» **ЦЕЛЬ ЗАДАНИЯ**:
Допишите следующую часть пересказа выступления М. Хазина о будущем мировой экономики. Начните сразу после последнего приведенного предложения.

» **ФРАГМЕНТ ДОКУМЕНТА**:
▼▼▼

Выступление М.Хазина в передаче "Особое мнение" на "Радио России"

25.01.2012 20:08 МСК Мировая экономика может повторить российский опыт 90-х годов

Ведёт программу «Особое мнение» Игорь Гмыза.

Гость в студии – президент экспертного центра «Неокон» Михаил Леонидович Хазин. Что ждёт мировую финансовую систему завтра и послезавтра? Как глобальные процессы отразятся на российской экономике? Краткое содержание программы от 25.01.2012 20:08 Мировая экономика может повторить российский опыт 90-х годов

Ссылка на полную запись

Судя по публикациям в СМИ, большинство экономистов смотрит в будущее с пессимизмом.

На вопрос, разделяет ли М. Хазин такие настроения, он ответил, что всё зависит оттого, что считать пессимизмом. Гость в студии напомнил хорошо известный анекдот о том, что оптимисты учат английский язык, пессимисты – китайский, а реалисты – автомат Калашникова. И в этом смысле М. Хазин является реалистом.

По его мнению, на жизнь нужно смотреть трезво. Оптимисты в России считают, что счастье вернётся, нефть будет стоить дорого, в результате мировая и российская экономики будут расцветать, и всё будет так же, как в середине 2000-х годов.

Пессимисты считают, что прежде, чем всё будет так же расцветать, 2-3 года будут тяжёлыми.

Сам М. Хазин считает, что та модель, в рамках которой всё расцветало в середине 2000-х годов, не вернётся уже никогда. Во всяком случае, в течение жизни живущих сегодня людей. Потому что данная модель, которая возникла почти 300 лет назад как научно-технический прогресс, зашла в тупик и постепенно заканчивается.

Находясь на распутье и перед туманом, который застилает будущее, очень хочется более точных прогнозов. Они возможны?

М. Хазин напомнил, как работали люди в средние века. Есть в деревне мастер, которые делает телеги. К нему приходит сосед и говорит, что ему нужна телега. Тот ему отвечает: «Хорошо. Ты на протяжении трёх месяцев, пока я делаю телегу, будешь кормить мою семью. И когда я её закончу, ты мне дашь такое-то количество гусей, куриц, поросят». Причём подобная цена была и сто лет назад, и двести, и триста. У делавшего телегу могла возникнуть неприятность, когда на соседа, который её заказал, вдруг упало бы дерево. В результате полтелеги изготовлено, непонятно, кто будет кормить семью, но в любом случае тележных дел мастер рассчитывает, что он сможет найти другого соседа, которому нужна телега и у которого есть живность. Но сама по себе картина, когда он не смог бы эту телегу вообще продать в смысле натурального обмена, была совершенно исключена. Ибо всё делалось под заказ. Да, были вещи, которые делались не под заказ, но рынка в сегодняшнем понимании не было, как и не было рыночных экономических рисков.

▲▲▲

» **ПОКАЗАННЫЕ ЗАПИСИ**:
▼▼▼

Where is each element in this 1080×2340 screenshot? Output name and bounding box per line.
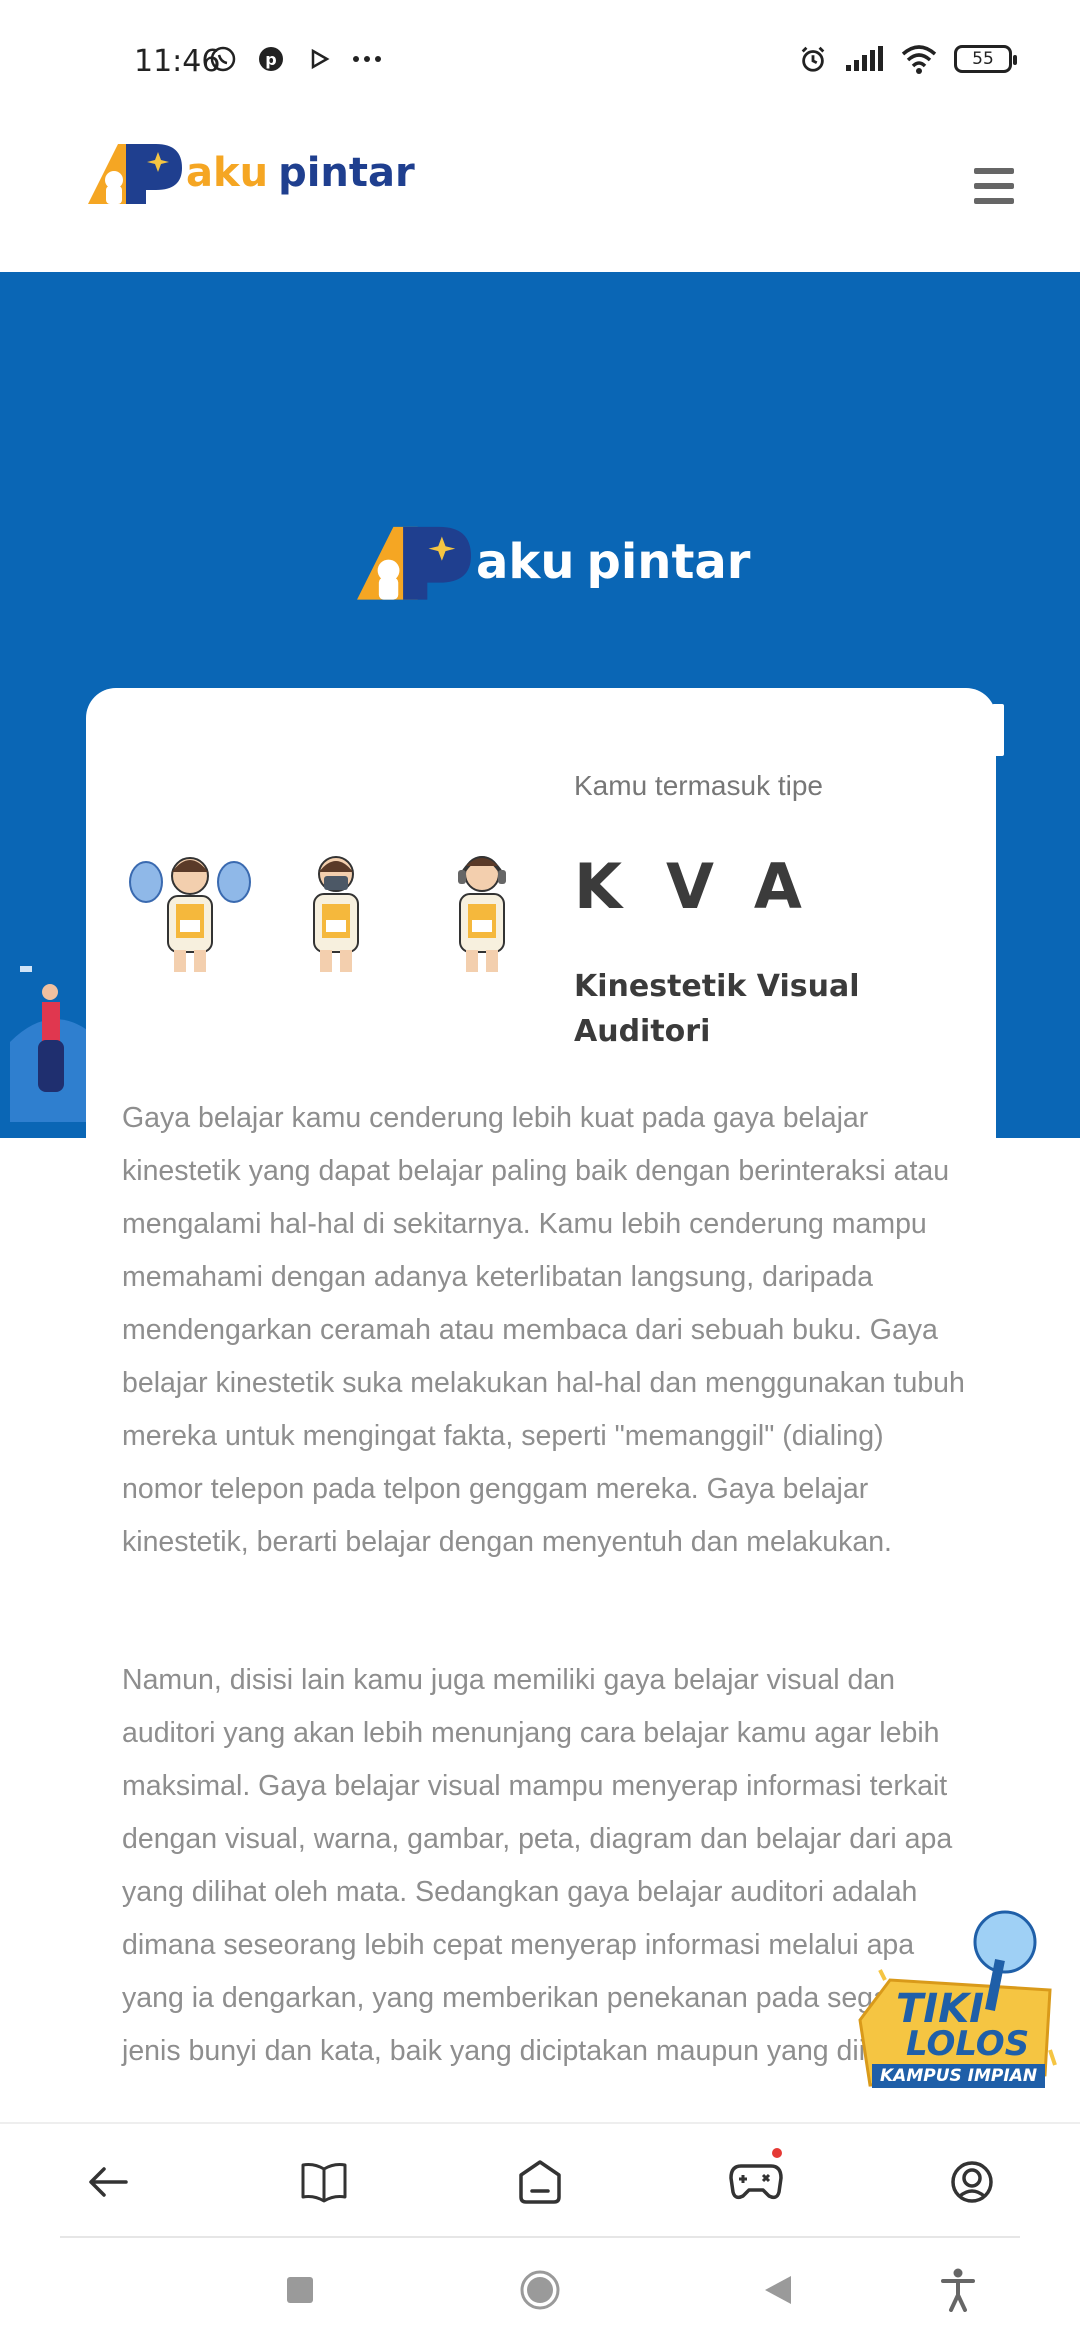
signal-icon	[844, 44, 884, 74]
header-logo[interactable]: aku pintar	[86, 140, 415, 206]
hero-logo-text-pintar: pintar	[586, 534, 751, 590]
type-intro: Kamu termasuk tipe	[574, 770, 823, 801]
play-icon	[304, 44, 334, 74]
pinterest-icon: p	[256, 44, 286, 74]
system-nav	[0, 2240, 1080, 2340]
book-icon[interactable]	[294, 2152, 354, 2212]
home-icon[interactable]	[510, 2152, 570, 2212]
whatsapp-icon	[208, 44, 238, 74]
type-name: Kinestetik Visual Auditori	[574, 969, 860, 1049]
hamburger-menu-icon[interactable]	[974, 168, 1014, 204]
promo-line-3: KAMPUS IMPIAN	[872, 2064, 1046, 2088]
status-right-icons: 55	[798, 44, 1017, 74]
type-code: KVA	[574, 850, 846, 923]
description-paragraph-1: Gaya belajar kamu cenderung lebih kuat p…	[122, 1102, 965, 1558]
profile-icon[interactable]	[942, 2152, 1002, 2212]
battery-icon: 55	[954, 45, 1017, 73]
recents-icon[interactable]	[272, 2262, 328, 2318]
hero-logo-mark-icon	[354, 522, 474, 602]
logo-mark-icon	[86, 140, 184, 206]
description-paragraph-2: Namun, disisi lain kamu juga memiliki ga…	[122, 1664, 953, 2067]
visual-figure-icon	[270, 846, 402, 976]
back-icon[interactable]	[78, 2152, 138, 2212]
battery-level: 55	[972, 49, 994, 69]
logo-text-aku: aku	[186, 150, 269, 196]
hero-logo: aku pintar	[354, 522, 750, 602]
promo-badge[interactable]: TIKI LOLOS KAMPUS IMPIAN	[850, 1900, 1060, 2100]
promo-line-2: LOLOS	[906, 2024, 1030, 2064]
auditory-figure-icon	[416, 846, 548, 976]
hero-logo-text-aku: aku	[476, 534, 575, 590]
learning-style-illustrations	[124, 846, 548, 976]
game-icon[interactable]	[726, 2148, 786, 2212]
svg-text:p: p	[265, 50, 276, 69]
kinesthetic-figure-icon	[124, 846, 256, 976]
bottom-nav	[0, 2122, 1080, 2238]
logo-text-pintar: pintar	[278, 150, 415, 196]
more-icon	[352, 44, 382, 74]
wifi-icon	[900, 44, 938, 74]
alarm-icon	[798, 44, 828, 74]
status-bar: 11:46 p 55	[0, 0, 1080, 120]
accessibility-icon[interactable]	[930, 2262, 986, 2318]
notification-dot	[772, 2148, 782, 2158]
hero-decoration-person-icon	[10, 962, 90, 1122]
site-header: aku pintar	[0, 120, 1080, 272]
home-circle-icon[interactable]	[512, 2262, 568, 2318]
status-left-icons: p	[208, 44, 382, 74]
nav-divider	[60, 2236, 1020, 2238]
back-triangle-icon[interactable]	[750, 2262, 806, 2318]
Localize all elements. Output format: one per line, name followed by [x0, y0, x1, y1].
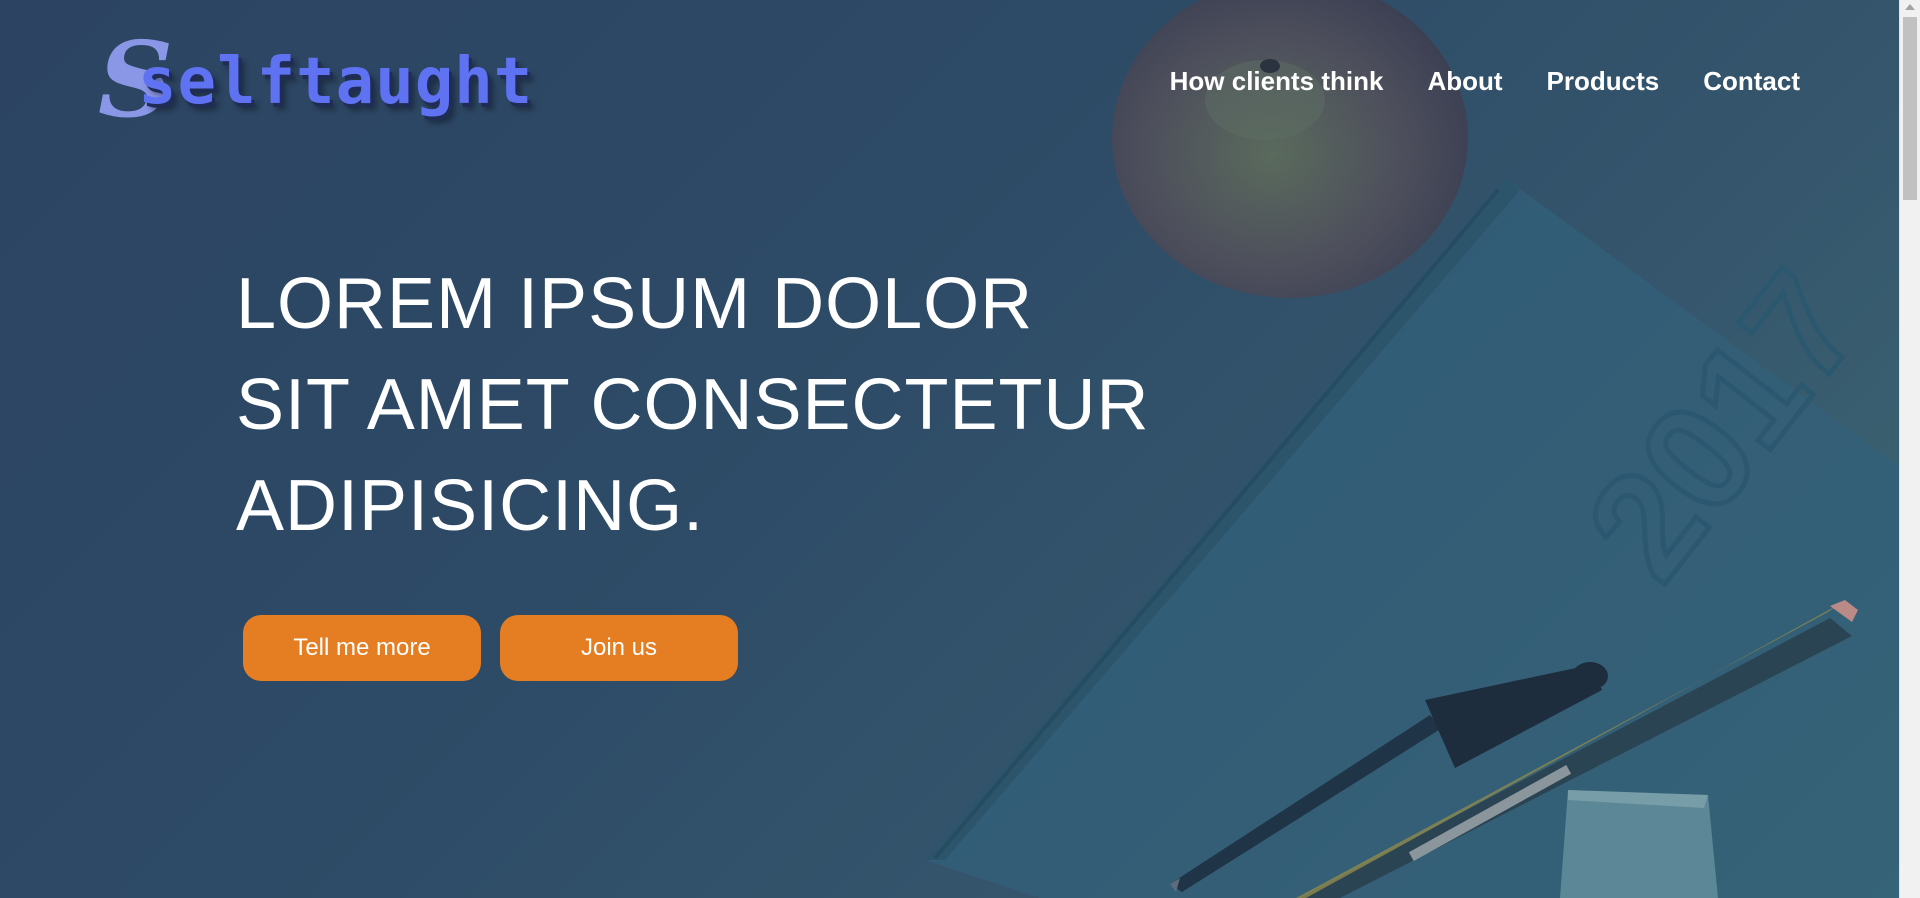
nav-link-about[interactable]: About	[1427, 66, 1502, 97]
nav-link-products[interactable]: Products	[1547, 66, 1660, 97]
site-logo[interactable]: S selftaught	[98, 28, 532, 132]
vertical-scrollbar[interactable]	[1899, 0, 1920, 898]
join-us-button[interactable]: Join us	[500, 615, 738, 681]
hero-heading-line-1: LOREM IPSUM DOLOR	[236, 264, 1034, 344]
scroll-up-arrow-icon[interactable]	[1905, 4, 1915, 10]
tell-me-more-button[interactable]: Tell me more	[243, 615, 481, 681]
main-navigation: How clients think About Products Contact	[1170, 66, 1800, 97]
nav-link-how-clients-think[interactable]: How clients think	[1170, 66, 1384, 97]
nav-link-contact[interactable]: Contact	[1703, 66, 1800, 97]
eraser-icon	[1560, 790, 1718, 898]
scrollbar-thumb[interactable]	[1903, 17, 1917, 200]
hero-heading: LOREM IPSUM DOLOR SIT AMET CONSECTETUR A…	[236, 254, 1286, 557]
hero-heading-line-2: SIT AMET CONSECTETUR	[236, 365, 1150, 445]
landing-page: 2017 S selftaught How clients think Abou…	[0, 0, 1920, 898]
logo-wordmark: selftaught	[138, 45, 534, 119]
hero-buttons: Tell me more Join us	[243, 615, 738, 681]
hero-heading-line-3: ADIPISICING.	[236, 466, 705, 546]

▲▲▲

» **ИТОГ ЗАДАНИЯ**:
Как сегодня устроена жизнь? Завод делает некие шпуньки. У него есть 20 условных клиентов, каждый из которых закупал у него эти шпуньки очень большими партиями. При этом сами эти заводы не продают на рынке ничего, так как не являются конечными производителями. Они делают какие-то изделия, которые продают каким-то другим производителям. И так этот процесс длится довольно долго, пока, в конце концов, на рынок не выходит изделие, в котором (завод-изготовитель даже не знает) есть его шпуньки.

Более того, зачастую, если вдруг руководителю маркетингового подразделения завода-изготовителя шпунек придёт в голову идея выяснить, каковы шансы на увеличение или уменьшение рынка изготавливаемых заводом шпунек, и он начнёт расследовать, к нему придут очень серьёзные джентльмены, которые направят ему в лицо лампу и начнут задавать разные неприятные вопросы. Вроде такого: с чего это вдруг тебя интересуют наши изделия? И нет никакой уверенности, что это будут представители именно государства. Это могут быть и представители частного бизнеса, что ещё хуже.

Иными словами, чем глубже уровень разделения труда, тем выше риски. Производитель первичных деталей уже не знает, что будет с деталью дальше. Более того, то изделие, которое изготавливается сегодня, может быть предложено конечному покупателю через полгода-год, а то и через два.

И производитель шпунек опять-таки не знает, какая будет конъюнктура рынка через два года. Тут производитель начальных деталей ничего уже не может сделать, даже если он знает точный путь своего изделия до конечного пункта. Понять, какая будет макроэкономическая конъюнктура через два года, выше его сил. Понятно, что частично это снимается пресловутыми рейтинговыми агентствами, страхованием рисков, но риски все равно растут.

А дальше ситуация такая: эти риски частично берут на себя банки. Они уже дают деньги, а производитель ещё может обанкротиться. И в этом случае банк всё теряет. Да, конечно, он будет на заёмщика наезжать, будет пытаться получить деньги обратно, но в целом все всё понимают. А если завод – акционерное общество или ТОО, то с такой структуры вообще много не возьмешь, потому что уставной капитал может быть достаточно маленьким.

Где-то в конце XIX века стало понятно, что уровень разделения труда, то есть риски выросли настолько, что банки уже не могут их брать на себя. Банки должны либо назначать честный процент, и тогда их кредиты никто не берёт. Либо они должны давать кредиты по рыночной ставке, но в этом случае у банков могут случиться невозвраты, и они банкротятся.

И тогда возникла замечательная идея сделать ещё этаж в надстройке отдачи рисков, а именно: сделать центральные банки, которые принимают риски на себя, рефинансируя простые банки.

Это уже государственный карман?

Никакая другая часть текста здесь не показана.